§ **TASK PROMPT**
All of the material below is to be repeated exactly.

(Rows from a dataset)
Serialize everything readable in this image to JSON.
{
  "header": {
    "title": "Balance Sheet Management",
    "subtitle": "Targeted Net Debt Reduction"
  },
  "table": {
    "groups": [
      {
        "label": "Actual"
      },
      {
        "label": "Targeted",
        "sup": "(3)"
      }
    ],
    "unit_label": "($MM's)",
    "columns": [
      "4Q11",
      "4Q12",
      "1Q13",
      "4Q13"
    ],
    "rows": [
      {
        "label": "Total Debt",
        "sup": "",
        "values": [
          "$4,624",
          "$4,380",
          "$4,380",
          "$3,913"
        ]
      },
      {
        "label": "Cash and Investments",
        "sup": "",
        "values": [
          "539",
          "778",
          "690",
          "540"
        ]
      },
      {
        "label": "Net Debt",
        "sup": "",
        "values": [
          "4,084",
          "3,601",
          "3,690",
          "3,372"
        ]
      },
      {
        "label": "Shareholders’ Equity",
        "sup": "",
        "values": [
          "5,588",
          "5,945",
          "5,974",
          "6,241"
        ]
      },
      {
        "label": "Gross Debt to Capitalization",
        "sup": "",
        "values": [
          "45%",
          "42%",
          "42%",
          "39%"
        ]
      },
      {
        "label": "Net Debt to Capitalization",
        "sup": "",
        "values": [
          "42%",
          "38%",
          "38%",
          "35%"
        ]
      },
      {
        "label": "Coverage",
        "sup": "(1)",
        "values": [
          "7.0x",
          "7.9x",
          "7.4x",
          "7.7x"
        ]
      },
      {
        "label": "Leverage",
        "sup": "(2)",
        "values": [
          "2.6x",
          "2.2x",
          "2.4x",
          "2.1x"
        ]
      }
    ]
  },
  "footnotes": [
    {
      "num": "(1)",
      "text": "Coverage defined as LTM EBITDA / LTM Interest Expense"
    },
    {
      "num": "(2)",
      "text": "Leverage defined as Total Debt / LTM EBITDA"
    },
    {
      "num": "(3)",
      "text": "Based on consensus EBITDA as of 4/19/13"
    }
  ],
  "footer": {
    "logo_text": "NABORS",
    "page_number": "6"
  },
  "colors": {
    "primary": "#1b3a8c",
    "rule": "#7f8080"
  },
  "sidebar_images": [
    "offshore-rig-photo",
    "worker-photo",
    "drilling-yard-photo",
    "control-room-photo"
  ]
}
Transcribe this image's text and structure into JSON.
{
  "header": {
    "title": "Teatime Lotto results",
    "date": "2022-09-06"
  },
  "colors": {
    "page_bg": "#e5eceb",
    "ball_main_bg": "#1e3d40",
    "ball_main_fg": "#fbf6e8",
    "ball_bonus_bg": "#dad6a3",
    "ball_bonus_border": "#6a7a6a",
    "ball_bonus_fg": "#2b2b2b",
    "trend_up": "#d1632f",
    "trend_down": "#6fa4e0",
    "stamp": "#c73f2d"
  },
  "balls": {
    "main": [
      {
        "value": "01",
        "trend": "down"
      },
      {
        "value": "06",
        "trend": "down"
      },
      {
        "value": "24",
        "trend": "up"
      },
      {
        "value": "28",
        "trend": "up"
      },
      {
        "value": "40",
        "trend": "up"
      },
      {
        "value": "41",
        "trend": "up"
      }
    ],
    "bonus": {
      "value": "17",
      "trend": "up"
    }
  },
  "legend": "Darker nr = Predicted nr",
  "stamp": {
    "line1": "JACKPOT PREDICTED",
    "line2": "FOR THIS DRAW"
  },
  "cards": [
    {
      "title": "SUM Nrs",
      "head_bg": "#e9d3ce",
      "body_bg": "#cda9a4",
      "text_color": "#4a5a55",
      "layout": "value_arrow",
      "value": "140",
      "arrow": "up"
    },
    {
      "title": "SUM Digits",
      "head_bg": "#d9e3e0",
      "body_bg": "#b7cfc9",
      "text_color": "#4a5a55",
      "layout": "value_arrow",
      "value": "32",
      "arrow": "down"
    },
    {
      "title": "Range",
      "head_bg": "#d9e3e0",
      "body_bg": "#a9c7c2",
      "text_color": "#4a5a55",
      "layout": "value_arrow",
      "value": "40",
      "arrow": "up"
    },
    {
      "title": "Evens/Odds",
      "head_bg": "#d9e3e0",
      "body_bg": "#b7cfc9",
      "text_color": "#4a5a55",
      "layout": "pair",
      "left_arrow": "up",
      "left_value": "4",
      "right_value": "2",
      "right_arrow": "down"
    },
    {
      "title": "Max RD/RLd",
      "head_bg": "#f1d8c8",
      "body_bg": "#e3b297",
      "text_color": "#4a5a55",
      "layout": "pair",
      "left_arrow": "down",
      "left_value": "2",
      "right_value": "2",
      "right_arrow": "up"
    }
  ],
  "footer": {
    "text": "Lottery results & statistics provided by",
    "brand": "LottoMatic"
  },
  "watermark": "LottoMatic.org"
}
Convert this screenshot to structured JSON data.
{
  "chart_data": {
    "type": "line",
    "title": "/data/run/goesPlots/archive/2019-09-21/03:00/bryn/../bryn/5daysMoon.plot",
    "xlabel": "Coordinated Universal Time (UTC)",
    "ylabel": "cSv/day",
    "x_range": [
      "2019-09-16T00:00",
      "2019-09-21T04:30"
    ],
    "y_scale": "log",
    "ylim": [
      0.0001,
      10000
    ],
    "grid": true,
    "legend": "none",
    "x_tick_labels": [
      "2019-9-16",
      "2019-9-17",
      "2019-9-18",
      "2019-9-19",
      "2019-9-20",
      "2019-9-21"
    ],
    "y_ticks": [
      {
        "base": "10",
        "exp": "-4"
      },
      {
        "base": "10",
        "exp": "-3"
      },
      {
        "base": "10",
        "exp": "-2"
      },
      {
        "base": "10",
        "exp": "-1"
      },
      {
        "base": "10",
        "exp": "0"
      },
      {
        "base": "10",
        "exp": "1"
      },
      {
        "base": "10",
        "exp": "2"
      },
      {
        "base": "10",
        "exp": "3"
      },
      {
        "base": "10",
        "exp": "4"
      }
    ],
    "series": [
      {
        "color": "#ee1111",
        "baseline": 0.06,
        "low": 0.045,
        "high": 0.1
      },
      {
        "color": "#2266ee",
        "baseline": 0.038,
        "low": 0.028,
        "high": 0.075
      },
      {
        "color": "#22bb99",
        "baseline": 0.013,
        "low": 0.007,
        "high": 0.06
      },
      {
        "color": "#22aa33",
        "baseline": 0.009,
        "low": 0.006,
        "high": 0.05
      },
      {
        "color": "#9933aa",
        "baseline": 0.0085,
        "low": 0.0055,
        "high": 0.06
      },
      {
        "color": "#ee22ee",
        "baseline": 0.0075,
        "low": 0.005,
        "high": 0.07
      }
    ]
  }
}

§ **TASK OUTPUT**
Serialize everything readable in this image to JSON.
{
  "header": {
    "title": "Balance Sheet Management",
    "subtitle": "Targeted Net Debt Reduction"
  },
  "table": {
    "groups": [
      {
        "label": "Actual"
      },
      {
        "label": "Targeted",
        "sup": "(3)"
      }
    ],
    "unit_label": "($MM's)",
    "columns": [
      "4Q11",
      "4Q12",
      "1Q13",
      "4Q13"
    ],
    "rows": [
      {
        "label": "Total Debt",
        "sup": "",
        "values": [
          "$4,624",
          "$4,380",
          "$4,380",
          "$3,913"
        ]
      },
      {
        "label": "Cash and Investments",
        "sup": "",
        "values": [
          "539",
          "778",
          "690",
          "540"
        ]
      },
      {
        "label": "Net Debt",
        "sup": "",
        "values": [
          "4,084",
          "3,601",
          "3,690",
          "3,372"
        ]
      },
      {
        "label": "Shareholders’ Equity",
        "sup": "",
        "values": [
          "5,588",
          "5,945",
          "5,974",
          "6,241"
        ]
      },
      {
        "label": "Gross Debt to Capitalization",
        "sup": "",
        "values": [
          "45%",
          "42%",
          "42%",
          "39%"
        ]
      },
      {
        "label": "Net Debt to Capitalization",
        "sup": "",
        "values": [
          "42%",
          "38%",
          "38%",
          "35%"
        ]
      },
      {
        "label": "Coverage",
        "sup": "(1)",
        "values": [
          "7.0x",
          "7.9x",
          "7.4x",
          "7.7x"
        ]
      },
      {
        "label": "Leverage",
        "sup": "(2)",
        "values": [
          "2.6x",
          "2.2x",
          "2.4x",
          "2.1x"
        ]
      }
    ]
  },
  "footnotes": [
    {
      "num": "(1)",
      "text": "Coverage defined as LTM EBITDA / LTM Interest Expense"
    },
    {
      "num": "(2)",
      "text": "Leverage defined as Total Debt / LTM EBITDA"
    },
    {
      "num": "(3)",
      "text": "Based on consensus EBITDA as of 4/19/13"
    }
  ],
  "footer": {
    "logo_text": "NABORS",
    "page_number": "6"
  },
  "colors": {
    "primary": "#1b3a8c",
    "rule": "#7f8080"
  },
  "sidebar_images": [
    "offshore-rig-photo",
    "worker-photo",
    "drilling-yard-photo",
    "control-room-photo"
  ]
}
Transcribe this image's text and structure into JSON.
{
  "header": {
    "title": "Teatime Lotto results",
    "date": "2022-09-06"
  },
  "colors": {
    "page_bg": "#e5eceb",
    "ball_main_bg": "#1e3d40",
    "ball_main_fg": "#fbf6e8",
    "ball_bonus_bg": "#dad6a3",
    "ball_bonus_border": "#6a7a6a",
    "ball_bonus_fg": "#2b2b2b",
    "trend_up": "#d1632f",
    "trend_down": "#6fa4e0",
    "stamp": "#c73f2d"
  },
  "balls": {
    "main": [
      {
        "value": "01",
        "trend": "down"
      },
      {
        "value": "06",
        "trend": "down"
      },
      {
        "value": "24",
        "trend": "up"
      },
      {
        "value": "28",
        "trend": "up"
      },
      {
        "value": "40",
        "trend": "up"
      },
      {
        "value": "41",
        "trend": "up"
      }
    ],
    "bonus": {
      "value": "17",
      "trend": "up"
    }
  },
  "legend": "Darker nr = Predicted nr",
  "stamp": {
    "line1": "JACKPOT PREDICTED",
    "line2": "FOR THIS DRAW"
  },
  "cards": [
    {
      "title": "SUM Nrs",
      "head_bg": "#e9d3ce",
      "body_bg": "#cda9a4",
      "text_color": "#4a5a55",
      "layout": "value_arrow",
      "value": "140",
      "arrow": "up"
    },
    {
      "title": "SUM Digits",
      "head_bg": "#d9e3e0",
      "body_bg": "#b7cfc9",
      "text_color": "#4a5a55",
      "layout": "value_arrow",
      "value": "32",
      "arrow": "down"
    },
    {
      "title": "Range",
      "head_bg": "#d9e3e0",
      "body_bg": "#a9c7c2",
      "text_color": "#4a5a55",
      "layout": "value_arrow",
      "value": "40",
      "arrow": "up"
    },
    {
      "title": "Evens/Odds",
      "head_bg": "#d9e3e0",
      "body_bg": "#b7cfc9",
      "text_color": "#4a5a55",
      "layout": "pair",
      "left_arrow": "up",
      "left_value": "4",
      "right_value": "2",
      "right_arrow": "down"
    },
    {
      "title": "Max RD/RLd",
      "head_bg": "#f1d8c8",
      "body_bg": "#e3b297",
      "text_color": "#4a5a55",
      "layout": "pair",
      "left_arrow": "down",
      "left_value": "2",
      "right_value": "2",
      "right_arrow": "up"
    }
  ],
  "footer": {
    "text": "Lottery results & statistics provided by",
    "brand": "LottoMatic"
  },
  "watermark": "LottoMatic.org"
}
Convert this screenshot to structured JSON data.
{
  "chart_data": {
    "type": "line",
    "title": "/data/run/goesPlots/archive/2019-09-21/03:00/bryn/../bryn/5daysMoon.plot",
    "xlabel": "Coordinated Universal Time (UTC)",
    "ylabel": "cSv/day",
    "x_range": [
      "2019-09-16T00:00",
      "2019-09-21T04:30"
    ],
    "y_scale": "log",
    "ylim": [
      0.0001,
      10000
    ],
    "grid": true,
    "legend": "none",
    "x_tick_labels": [
      "2019-9-16",
      "2019-9-17",
      "2019-9-18",
      "2019-9-19",
      "2019-9-20",
      "2019-9-21"
    ],
    "y_ticks": [
      {
        "base": "10",
        "exp": "-4"
      },
      {
        "base": "10",
        "exp": "-3"
      },
      {
        "base": "10",
        "exp": "-2"
      },
      {
        "base": "10",
        "exp": "-1"
      },
      {
        "base": "10",
        "exp": "0"
      },
      {
        "base": "10",
        "exp": "1"
      },
      {
        "base": "10",
        "exp": "2"
      },
      {
        "base": "10",
        "exp": "3"
      },
      {
        "base": "10",
        "exp": "4"
      }
    ],
    "series": [
      {
        "color": "#ee1111",
        "baseline": 0.06,
        "low": 0.045,
        "high": 0.1
      },
      {
        "color": "#2266ee",
        "baseline": 0.038,
        "low": 0.028,
        "high": 0.075
      },
      {
        "color": "#22bb99",
        "baseline": 0.013,
        "low": 0.007,
        "high": 0.06
      },
      {
        "color": "#22aa33",
        "baseline": 0.009,
        "low": 0.006,
        "high": 0.05
      },
      {
        "color": "#9933aa",
        "baseline": 0.0085,
        "low": 0.0055,
        "high": 0.06
      },
      {
        "color": "#ee22ee",
        "baseline": 0.0075,
        "low": 0.005,
        "high": 0.07
      }
    ]
  }
}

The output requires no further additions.